REPRESENTATIONS AND WARRANTIES OF SELLER

    

 Seller hereby represents and warrants to the Company as of the date of this Agreement and as of each Settlement Date as follows:


2.1

Authority and Enforceability . Seller has full power, right and authority to enter into and perform its obligations under this Agreement.  This Agreement has been duly executed and delivered by Seller and constitutes the legal, valid and binding obligation of Seller, enforceable against Seller in accordance with its terms.  Except for filings required pursuant to Sections 13(d) or 16 of the Exchange Act, and the rules promulgated thereunder, no permit, approval or consent of, or notification to any governmental or regulatory entity or any other person is necessary in connection with the execution, delivery and performance by Seller of this Agreement and the consummation by Seller of the transactions contemplated hereby.

     

2.2

Title to Shares .  Seller is the sole record and a beneficial owner of its Shares, with good and marketable title that is free and clear of any liens, claims, charges, restrictions, options, preemptive rights, mortgages, agreements, hypothecations, assessments, pledges, encumbrances, proxy, voting trust or security interests of any kind or nature whatsoever, except for restrictions imposed by applicable securities laws and regulations (collectively, “ Liens ”).  Seller has the full legal right, power and authority to transfer full legal ownership of its Shares. Upon consummation of each transaction provided for in this Agreement in accordance with the terms hereof, the Company will acquire good and marketable title to  the Shares sold by Seller, free and clear of any Liens whatsoever.  There are no outstanding purchase agreements, options or other rights of any kind, entitling any person to purchase or acquire an interest in Seller’s Shares or restricting the transfer in accordance with this Agreement, except for restrictions imposed by applicable securities laws and regulations.
****************
→ **WHAT IS ASKED**
1. Do the following statements agree with the seller warranties text? Give yes or no for each, with the deciding words of the text quoted exactly.
(a) Seller's representations and warranties are made only as of the date of the Agreement.
(b) Filings required under Sections 13(d) or 16 of the Exchange Act are an exception to the statement that no permit, approval, consent or notification is needed.
(c) Seller has the full legal right to transfer full legal ownership of its Shares.
2. In the seller warranties text, to whom does Seller make its representations and warranties?
3. Please draft the next part of the seller warranties text in the same contractual style, beginning after its final sentence.
****************
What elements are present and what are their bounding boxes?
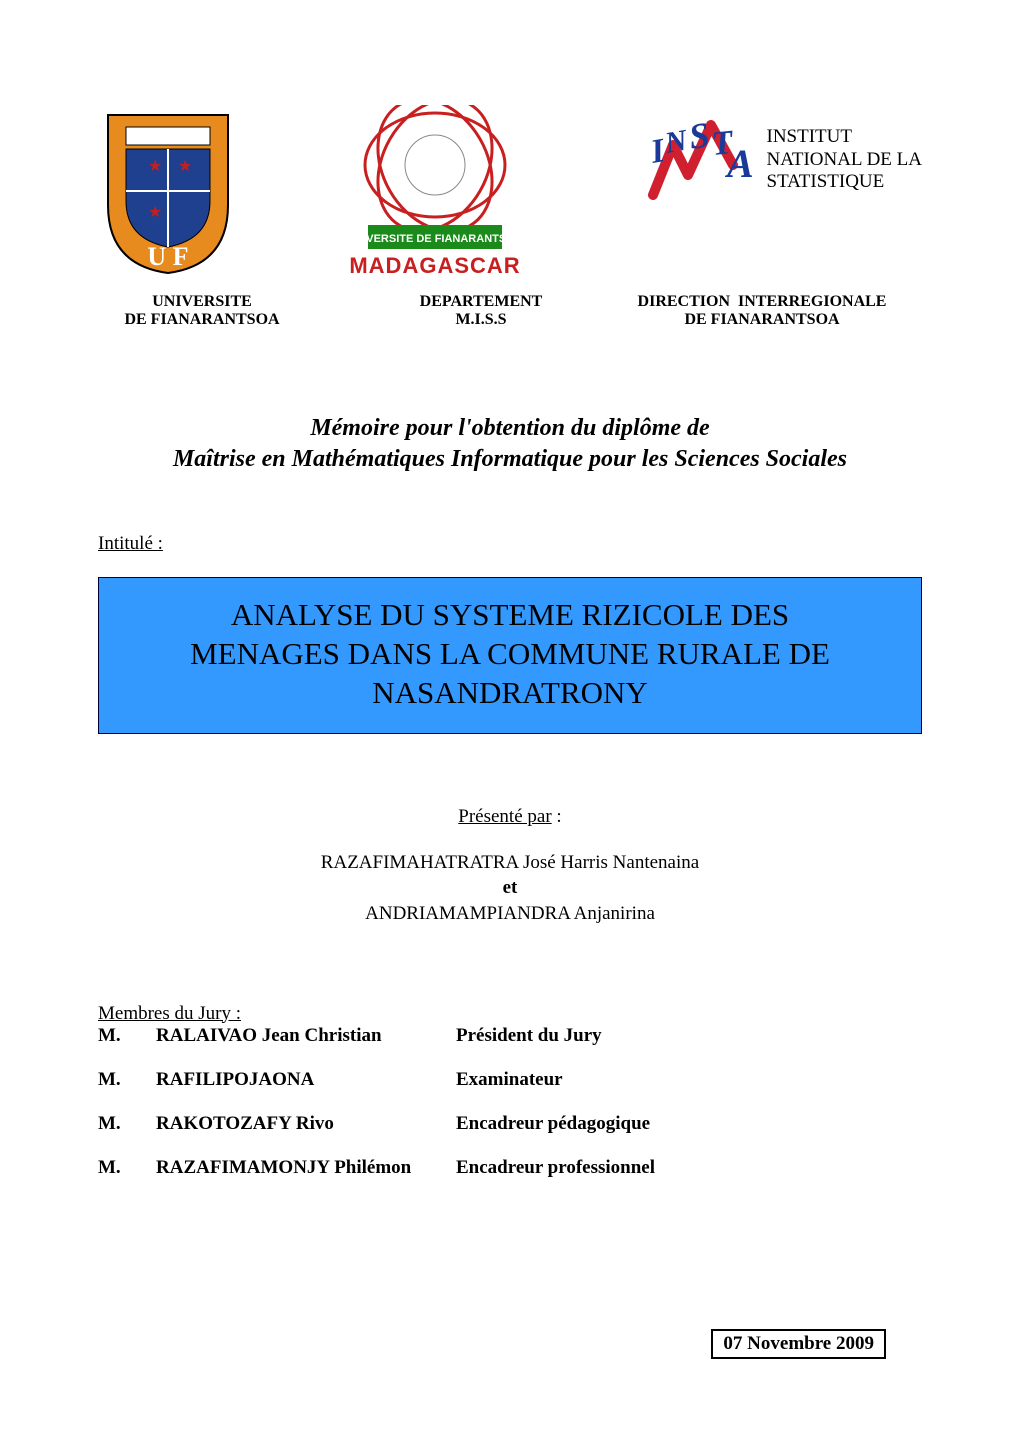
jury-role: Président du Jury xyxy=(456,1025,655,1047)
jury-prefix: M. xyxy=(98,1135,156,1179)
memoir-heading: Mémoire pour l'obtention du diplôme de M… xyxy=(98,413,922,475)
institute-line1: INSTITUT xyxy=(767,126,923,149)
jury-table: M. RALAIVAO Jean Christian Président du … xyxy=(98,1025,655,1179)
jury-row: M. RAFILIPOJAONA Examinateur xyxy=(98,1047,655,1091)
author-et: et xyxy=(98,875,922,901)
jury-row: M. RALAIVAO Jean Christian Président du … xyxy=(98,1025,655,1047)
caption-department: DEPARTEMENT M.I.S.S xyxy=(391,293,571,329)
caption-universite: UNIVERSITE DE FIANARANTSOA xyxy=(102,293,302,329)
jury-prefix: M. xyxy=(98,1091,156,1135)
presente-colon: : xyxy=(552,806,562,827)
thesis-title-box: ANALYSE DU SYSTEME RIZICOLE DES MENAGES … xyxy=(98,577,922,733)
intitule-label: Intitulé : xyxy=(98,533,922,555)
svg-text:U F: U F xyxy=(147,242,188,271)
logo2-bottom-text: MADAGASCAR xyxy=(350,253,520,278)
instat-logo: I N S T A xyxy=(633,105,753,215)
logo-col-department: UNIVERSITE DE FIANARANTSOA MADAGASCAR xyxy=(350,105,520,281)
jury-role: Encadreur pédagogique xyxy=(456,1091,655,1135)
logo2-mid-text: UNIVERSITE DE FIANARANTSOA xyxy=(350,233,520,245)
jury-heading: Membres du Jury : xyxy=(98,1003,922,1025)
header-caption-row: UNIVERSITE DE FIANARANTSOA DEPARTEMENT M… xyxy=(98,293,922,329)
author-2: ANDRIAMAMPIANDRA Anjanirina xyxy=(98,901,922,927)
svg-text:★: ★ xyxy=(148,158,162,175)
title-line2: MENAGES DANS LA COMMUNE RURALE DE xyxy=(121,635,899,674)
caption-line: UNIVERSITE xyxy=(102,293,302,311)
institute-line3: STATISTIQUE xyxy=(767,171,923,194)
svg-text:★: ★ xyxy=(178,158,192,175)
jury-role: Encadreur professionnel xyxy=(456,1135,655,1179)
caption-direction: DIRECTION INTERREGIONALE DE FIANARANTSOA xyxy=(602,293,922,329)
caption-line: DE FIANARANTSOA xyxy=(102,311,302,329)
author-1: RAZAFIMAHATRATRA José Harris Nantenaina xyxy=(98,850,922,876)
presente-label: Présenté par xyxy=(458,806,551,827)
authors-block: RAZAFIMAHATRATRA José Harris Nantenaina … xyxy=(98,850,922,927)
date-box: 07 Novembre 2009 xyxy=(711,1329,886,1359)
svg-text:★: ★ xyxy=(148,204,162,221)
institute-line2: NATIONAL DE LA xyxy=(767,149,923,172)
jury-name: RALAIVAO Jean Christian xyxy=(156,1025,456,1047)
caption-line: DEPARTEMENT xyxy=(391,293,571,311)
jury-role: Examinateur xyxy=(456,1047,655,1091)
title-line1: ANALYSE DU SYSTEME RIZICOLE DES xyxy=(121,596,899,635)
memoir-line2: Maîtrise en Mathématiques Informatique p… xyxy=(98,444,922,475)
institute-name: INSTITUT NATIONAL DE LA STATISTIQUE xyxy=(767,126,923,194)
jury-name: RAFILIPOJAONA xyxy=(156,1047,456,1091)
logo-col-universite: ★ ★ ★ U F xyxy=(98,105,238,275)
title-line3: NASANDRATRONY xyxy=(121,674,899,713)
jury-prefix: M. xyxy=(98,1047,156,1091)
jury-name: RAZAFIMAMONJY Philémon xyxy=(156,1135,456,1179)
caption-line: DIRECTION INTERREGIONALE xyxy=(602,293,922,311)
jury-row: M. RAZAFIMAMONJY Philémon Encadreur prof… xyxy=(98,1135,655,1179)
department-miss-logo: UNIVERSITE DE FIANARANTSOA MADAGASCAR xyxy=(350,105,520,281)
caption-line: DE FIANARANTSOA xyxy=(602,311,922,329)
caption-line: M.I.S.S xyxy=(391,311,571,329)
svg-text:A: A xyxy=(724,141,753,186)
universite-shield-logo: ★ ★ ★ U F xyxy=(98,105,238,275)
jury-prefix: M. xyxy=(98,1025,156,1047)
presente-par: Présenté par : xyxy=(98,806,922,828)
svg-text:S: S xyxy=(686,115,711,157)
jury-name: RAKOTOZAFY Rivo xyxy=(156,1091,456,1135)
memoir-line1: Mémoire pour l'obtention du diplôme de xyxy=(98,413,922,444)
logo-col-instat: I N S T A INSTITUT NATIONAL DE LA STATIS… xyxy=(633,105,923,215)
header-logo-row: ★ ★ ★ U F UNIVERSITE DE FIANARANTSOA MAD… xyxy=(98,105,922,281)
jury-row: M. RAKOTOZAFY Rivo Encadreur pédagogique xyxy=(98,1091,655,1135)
****************
→ **TASK-BY-TASK ANSWERS**
1.
(a) No: "as of the date of this Agreement and as of each Settlement Date"
(b) Yes: "Except for filings required pursuant to Sections 13(d) or 16 of the Exchange Act"
(c) Yes: "Seller has the full legal right, power and authority to transfer full legal ownership of its Shares."

2. To the Company.

3.
     

2.3

No Violation . None of the execution and delivery of this Agreement, the consummation of the transactions provided for herein or contemplated hereby, nor the fulfillment by Seller of the terms hereof will (with or without notice or passage of time or both) (i) conflict with or result in a breach of any provision of the organizational documents of Seller, (ii) result in the breach of any mortgage, note, contract or other agreement or obligation of any kind or nature by which Seller or Seller’s properties are bound, (iii) violate or conflict with any provisions of any applicable law, rule or regulation by which Seller or Seller’s properties are bound or (iv) violate any order, judgment, injunction, award or decree of any court, arbitrator or governmental or regulatory entity to which Seller or Seller’s properties are bound.

     

2.4

Acknowledgments .


(a)

Except as expressly set forth herein, Seller acknowledges that the Company has not made, and is not making, any representation or warranty as to the business, assets, properties, condition (financial or otherwise), risks, results of operations, prospects or any other aspect of the operations of the Company or its subsidiaries. Seller has such knowledge and experience in business and financial matters as to be capable of evaluating the merits and risks of the transaction contemplated to be made hereunder.  Seller has adequate information and has made its own independent investigation concerning the business, properties, condition (financial or otherwise), risks, results of operations and prospects of the Company and its subsidiaries taken as a whole to make an informed decision regarding the sale of Shares.  In entering into this Agreement, Seller has relied solely upon its own investigation and analysis, and Seller acknowledges that, except for the representations and warranties of the Company expressly set forth in Article III of this Agreement, neither the Company nor its representatives makes any representation or warranty, either express or implied, as to the accuracy or completeness of any of the information provided or made available to Seller. Seller acknowledges that the Shares may be worth more or less than the Purchase Price, that the Company may enter into one or more transactions or related series of transactions, or otherwise operate its business in a fashion, that may increase the value of the Shares in excess of the Purchase Price and Seller hereby waives forever any claims or rights that he may have now or at any time in the future with respect to any such increase in value of the Shares.


(b)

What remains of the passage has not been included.